## Material provided:
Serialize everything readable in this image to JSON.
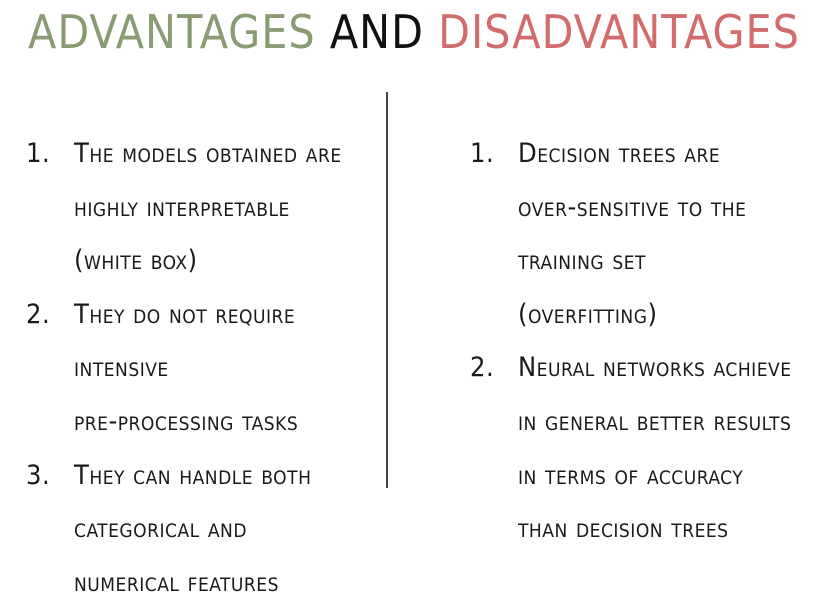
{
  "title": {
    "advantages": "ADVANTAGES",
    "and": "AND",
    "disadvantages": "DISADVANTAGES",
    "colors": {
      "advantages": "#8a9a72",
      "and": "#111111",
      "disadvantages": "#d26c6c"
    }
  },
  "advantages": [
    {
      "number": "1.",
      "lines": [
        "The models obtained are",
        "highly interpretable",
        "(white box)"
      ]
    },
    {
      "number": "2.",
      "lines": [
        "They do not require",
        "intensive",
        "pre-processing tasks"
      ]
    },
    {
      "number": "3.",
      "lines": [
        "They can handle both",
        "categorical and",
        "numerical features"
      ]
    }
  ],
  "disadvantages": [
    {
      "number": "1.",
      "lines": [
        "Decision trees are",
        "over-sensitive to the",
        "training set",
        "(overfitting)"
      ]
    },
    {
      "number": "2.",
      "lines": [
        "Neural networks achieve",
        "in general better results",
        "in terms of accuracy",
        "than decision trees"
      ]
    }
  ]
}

## What you have to do:
Quote each entry above verbatim and drop the pictures.

## Correct output:
Serialize everything readable in this image to JSON.
{
  "title": {
    "advantages": "ADVANTAGES",
    "and": "AND",
    "disadvantages": "DISADVANTAGES",
    "colors": {
      "advantages": "#8a9a72",
      "and": "#111111",
      "disadvantages": "#d26c6c"
    }
  },
  "advantages": [
    {
      "number": "1.",
      "lines": [
        "The models obtained are",
        "highly interpretable",
        "(white box)"
      ]
    },
    {
      "number": "2.",
      "lines": [
        "They do not require",
        "intensive",
        "pre-processing tasks"
      ]
    },
    {
      "number": "3.",
      "lines": [
        "They can handle both",
        "categorical and",
        "numerical features"
      ]
    }
  ],
  "disadvantages": [
    {
      "number": "1.",
      "lines": [
        "Decision trees are",
        "over-sensitive to the",
        "training set",
        "(overfitting)"
      ]
    },
    {
      "number": "2.",
      "lines": [
        "Neural networks achieve",
        "in general better results",
        "in terms of accuracy",
        "than decision trees"
      ]
    }
  ]
}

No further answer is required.